**Work to be completed:**
Using the material that follows, identify and copy each line with the string "Muodon".

**Extracted records:**
************
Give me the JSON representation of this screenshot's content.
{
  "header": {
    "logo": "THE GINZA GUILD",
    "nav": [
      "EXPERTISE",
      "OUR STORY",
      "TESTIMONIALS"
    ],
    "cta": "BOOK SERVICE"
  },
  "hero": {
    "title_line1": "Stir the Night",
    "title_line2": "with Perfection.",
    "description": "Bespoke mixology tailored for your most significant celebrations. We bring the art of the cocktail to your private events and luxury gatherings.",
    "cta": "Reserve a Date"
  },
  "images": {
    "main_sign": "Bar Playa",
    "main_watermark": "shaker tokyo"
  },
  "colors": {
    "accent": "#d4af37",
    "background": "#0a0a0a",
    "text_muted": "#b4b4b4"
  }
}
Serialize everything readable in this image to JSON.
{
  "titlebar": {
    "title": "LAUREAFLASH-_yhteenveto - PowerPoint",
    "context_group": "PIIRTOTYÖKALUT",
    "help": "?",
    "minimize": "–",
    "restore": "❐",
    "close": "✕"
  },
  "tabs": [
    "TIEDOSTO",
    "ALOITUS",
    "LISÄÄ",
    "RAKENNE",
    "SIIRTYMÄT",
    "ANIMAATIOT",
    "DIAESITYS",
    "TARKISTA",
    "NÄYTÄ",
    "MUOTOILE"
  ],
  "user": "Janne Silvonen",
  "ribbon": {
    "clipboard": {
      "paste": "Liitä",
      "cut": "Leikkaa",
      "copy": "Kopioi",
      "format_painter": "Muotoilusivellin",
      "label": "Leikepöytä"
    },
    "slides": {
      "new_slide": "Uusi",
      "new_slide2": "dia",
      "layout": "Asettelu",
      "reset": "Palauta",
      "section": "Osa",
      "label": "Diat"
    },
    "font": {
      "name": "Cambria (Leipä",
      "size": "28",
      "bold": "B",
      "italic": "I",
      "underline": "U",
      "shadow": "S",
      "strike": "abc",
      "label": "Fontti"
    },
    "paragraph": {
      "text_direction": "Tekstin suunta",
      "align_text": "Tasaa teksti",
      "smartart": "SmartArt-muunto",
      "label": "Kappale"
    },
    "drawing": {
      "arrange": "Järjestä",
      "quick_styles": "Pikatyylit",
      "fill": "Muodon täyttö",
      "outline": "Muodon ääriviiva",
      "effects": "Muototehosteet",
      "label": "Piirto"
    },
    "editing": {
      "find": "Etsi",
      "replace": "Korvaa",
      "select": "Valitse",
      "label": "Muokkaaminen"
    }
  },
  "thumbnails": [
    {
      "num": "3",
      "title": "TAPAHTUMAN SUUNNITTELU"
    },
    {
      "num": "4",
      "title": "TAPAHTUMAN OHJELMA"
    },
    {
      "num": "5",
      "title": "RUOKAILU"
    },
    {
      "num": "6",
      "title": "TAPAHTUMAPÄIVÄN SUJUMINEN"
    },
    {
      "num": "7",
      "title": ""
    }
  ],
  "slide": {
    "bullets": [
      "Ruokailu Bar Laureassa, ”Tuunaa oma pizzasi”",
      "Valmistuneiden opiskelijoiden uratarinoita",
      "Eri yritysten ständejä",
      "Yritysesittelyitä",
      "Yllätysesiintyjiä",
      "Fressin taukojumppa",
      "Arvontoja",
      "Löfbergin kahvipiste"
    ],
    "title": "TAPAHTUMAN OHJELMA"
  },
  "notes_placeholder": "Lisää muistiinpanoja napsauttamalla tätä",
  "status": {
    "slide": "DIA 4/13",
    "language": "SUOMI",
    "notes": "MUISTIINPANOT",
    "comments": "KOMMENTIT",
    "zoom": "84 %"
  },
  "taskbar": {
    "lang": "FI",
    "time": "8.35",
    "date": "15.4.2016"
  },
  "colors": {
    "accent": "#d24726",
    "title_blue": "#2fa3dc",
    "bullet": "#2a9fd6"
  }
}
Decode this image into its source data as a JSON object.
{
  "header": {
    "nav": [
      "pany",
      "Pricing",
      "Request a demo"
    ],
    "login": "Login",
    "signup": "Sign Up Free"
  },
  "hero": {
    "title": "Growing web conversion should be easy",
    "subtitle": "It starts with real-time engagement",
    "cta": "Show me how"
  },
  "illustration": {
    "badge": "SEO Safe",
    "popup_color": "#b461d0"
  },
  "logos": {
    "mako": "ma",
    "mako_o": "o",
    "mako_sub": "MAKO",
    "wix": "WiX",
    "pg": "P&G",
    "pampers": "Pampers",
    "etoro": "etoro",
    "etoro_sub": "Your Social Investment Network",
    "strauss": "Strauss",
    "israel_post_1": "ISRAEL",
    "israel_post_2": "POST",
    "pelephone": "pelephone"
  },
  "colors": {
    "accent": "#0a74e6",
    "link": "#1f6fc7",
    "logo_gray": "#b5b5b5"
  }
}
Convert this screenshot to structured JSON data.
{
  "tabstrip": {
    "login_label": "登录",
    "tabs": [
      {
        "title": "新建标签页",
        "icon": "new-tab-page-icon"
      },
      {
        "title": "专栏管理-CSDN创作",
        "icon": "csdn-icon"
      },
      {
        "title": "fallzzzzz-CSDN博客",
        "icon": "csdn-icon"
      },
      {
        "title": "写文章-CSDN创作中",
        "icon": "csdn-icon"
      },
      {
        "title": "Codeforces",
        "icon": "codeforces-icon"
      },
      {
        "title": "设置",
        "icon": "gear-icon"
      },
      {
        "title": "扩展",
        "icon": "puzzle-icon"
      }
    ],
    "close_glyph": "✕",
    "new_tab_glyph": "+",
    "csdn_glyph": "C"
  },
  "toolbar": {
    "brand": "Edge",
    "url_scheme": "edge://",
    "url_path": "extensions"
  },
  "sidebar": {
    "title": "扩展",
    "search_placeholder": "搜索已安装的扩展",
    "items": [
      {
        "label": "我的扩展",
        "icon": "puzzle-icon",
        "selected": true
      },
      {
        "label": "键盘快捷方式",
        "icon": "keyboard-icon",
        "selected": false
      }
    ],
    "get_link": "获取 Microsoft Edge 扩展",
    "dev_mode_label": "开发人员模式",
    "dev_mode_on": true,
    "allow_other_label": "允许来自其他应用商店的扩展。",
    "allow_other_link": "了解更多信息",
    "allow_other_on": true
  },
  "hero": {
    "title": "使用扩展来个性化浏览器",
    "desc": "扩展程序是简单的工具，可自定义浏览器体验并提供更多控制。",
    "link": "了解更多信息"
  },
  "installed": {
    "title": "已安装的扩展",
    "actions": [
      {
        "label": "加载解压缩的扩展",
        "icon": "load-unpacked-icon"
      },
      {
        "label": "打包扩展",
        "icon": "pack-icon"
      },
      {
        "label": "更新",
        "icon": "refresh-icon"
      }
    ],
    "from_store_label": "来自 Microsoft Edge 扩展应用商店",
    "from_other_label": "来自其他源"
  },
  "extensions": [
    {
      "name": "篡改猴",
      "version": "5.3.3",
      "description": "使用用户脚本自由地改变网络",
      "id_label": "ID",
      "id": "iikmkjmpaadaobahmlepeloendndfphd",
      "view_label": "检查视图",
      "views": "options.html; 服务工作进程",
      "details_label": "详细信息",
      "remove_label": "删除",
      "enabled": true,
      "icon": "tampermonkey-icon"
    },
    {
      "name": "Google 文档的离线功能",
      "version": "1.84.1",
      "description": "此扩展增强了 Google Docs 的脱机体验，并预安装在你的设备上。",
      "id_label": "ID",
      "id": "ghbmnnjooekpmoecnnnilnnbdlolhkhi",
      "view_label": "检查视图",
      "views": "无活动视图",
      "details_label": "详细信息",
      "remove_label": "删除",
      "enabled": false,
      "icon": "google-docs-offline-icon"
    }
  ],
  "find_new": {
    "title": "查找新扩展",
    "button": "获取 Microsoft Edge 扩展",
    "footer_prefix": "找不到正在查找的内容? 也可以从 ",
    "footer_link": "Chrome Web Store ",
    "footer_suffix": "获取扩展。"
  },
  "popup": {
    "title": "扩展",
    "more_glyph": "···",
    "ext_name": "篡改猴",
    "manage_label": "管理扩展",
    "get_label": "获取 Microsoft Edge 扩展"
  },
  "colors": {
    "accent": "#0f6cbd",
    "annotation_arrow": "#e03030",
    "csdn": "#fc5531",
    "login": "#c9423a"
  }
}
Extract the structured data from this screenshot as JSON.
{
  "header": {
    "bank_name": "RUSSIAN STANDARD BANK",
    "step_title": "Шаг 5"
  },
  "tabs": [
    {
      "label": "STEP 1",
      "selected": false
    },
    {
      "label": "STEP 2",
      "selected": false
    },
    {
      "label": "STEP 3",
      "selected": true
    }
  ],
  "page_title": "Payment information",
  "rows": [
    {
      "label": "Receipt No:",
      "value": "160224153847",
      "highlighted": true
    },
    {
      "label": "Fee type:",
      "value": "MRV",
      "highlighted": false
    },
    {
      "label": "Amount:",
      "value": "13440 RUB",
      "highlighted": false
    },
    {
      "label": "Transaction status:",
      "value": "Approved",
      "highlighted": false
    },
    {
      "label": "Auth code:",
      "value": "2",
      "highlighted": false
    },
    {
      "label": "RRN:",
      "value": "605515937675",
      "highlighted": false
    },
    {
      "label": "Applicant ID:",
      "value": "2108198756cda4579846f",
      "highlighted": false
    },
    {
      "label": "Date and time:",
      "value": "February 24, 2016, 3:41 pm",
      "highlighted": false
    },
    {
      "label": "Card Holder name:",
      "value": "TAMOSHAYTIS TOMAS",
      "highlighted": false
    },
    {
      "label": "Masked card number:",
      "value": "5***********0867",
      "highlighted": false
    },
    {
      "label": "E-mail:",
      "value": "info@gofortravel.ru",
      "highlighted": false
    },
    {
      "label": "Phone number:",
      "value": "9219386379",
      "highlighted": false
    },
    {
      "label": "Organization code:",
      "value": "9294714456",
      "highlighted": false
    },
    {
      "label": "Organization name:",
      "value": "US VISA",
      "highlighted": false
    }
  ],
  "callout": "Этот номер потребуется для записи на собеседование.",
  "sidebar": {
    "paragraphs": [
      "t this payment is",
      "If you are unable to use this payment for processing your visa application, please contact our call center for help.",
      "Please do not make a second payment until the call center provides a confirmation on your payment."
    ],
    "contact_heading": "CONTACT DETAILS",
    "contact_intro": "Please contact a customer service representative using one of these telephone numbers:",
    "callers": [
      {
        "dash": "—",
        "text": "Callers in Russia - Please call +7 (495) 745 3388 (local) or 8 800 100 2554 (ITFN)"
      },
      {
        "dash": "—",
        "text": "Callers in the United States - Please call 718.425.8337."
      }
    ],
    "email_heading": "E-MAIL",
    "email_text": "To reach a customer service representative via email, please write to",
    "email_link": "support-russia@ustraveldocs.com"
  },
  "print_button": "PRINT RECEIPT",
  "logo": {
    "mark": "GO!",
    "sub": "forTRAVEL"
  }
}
************
**Task result:**
      "fill": "Muodon täyttö",
      "outline": "Muodon ääriviiva",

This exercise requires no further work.